DESCRIPTION OF THE TASK = Copy every record below exactly.

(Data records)
※

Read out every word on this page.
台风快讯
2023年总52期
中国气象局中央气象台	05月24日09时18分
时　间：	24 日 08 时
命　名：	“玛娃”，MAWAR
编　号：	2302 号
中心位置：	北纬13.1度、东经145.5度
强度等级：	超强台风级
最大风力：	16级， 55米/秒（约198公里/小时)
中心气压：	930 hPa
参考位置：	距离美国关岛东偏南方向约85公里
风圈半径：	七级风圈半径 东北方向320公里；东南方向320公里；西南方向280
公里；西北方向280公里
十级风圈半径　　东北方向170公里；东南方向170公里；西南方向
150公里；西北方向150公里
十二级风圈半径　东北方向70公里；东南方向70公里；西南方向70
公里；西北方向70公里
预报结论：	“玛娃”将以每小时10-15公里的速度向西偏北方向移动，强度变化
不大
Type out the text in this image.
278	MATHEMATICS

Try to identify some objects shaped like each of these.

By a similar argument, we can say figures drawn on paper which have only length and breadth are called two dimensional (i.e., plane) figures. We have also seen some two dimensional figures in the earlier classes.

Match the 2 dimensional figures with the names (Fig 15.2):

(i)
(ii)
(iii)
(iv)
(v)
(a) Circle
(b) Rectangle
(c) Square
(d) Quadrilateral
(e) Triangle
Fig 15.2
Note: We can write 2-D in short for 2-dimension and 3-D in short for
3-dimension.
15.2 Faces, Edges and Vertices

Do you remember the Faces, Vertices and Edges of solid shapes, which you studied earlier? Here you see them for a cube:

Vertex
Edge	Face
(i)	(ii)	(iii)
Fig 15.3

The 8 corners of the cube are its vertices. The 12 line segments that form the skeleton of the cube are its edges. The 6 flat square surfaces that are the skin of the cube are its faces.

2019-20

※

EXPECTED ANSWER =
Read out every word on this page.
台风快讯
2023年总52期
中国气象局中央气象台	05月24日09时18分
时　间：	24 日 08 时
命　名：	“玛娃”，MAWAR
编　号：	2302 号
中心位置：	北纬13.1度、东经145.5度
强度等级：	超强台风级
最大风力：	16级， 55米/秒（约198公里/小时)
中心气压：	930 hPa
参考位置：	距离美国关岛东偏南方向约85公里
风圈半径：	七级风圈半径 东北方向320公里；东南方向320公里；西南方向280
公里；西北方向280公里
十级风圈半径　　东北方向170公里；东南方向170公里；西南方向
150公里；西北方向150公里
十二级风圈半径　东北方向70公里；东南方向70公里；西南方向70
公里；西北方向70公里
预报结论：	“玛娃”将以每小时10-15公里的速度向西偏北方向移动，强度变化
不大
Type out the text in this image.
278	MATHEMATICS

Try to identify some objects shaped like each of these.

By a similar argument, we can say figures drawn on paper which have only length and breadth are called two dimensional (i.e., plane) figures. We have also seen some two dimensional figures in the earlier classes.

Match the 2 dimensional figures with the names (Fig 15.2):

(i)
(ii)
(iii)
(iv)
(v)
(a) Circle
(b) Rectangle
(c) Square
(d) Quadrilateral
(e) Triangle
Fig 15.2
Note: We can write 2-D in short for 2-dimension and 3-D in short for
3-dimension.
15.2 Faces, Edges and Vertices

Do you remember the Faces, Vertices and Edges of solid shapes, which you studied earlier? Here you see them for a cube:

Vertex
Edge	Face
(i)	(ii)	(iii)
Fig 15.3

The 8 corners of the cube are its vertices. The 12 line segments that form the skeleton of the cube are its edges. The 6 flat square surfaces that are the skin of the cube are its faces.

2019-20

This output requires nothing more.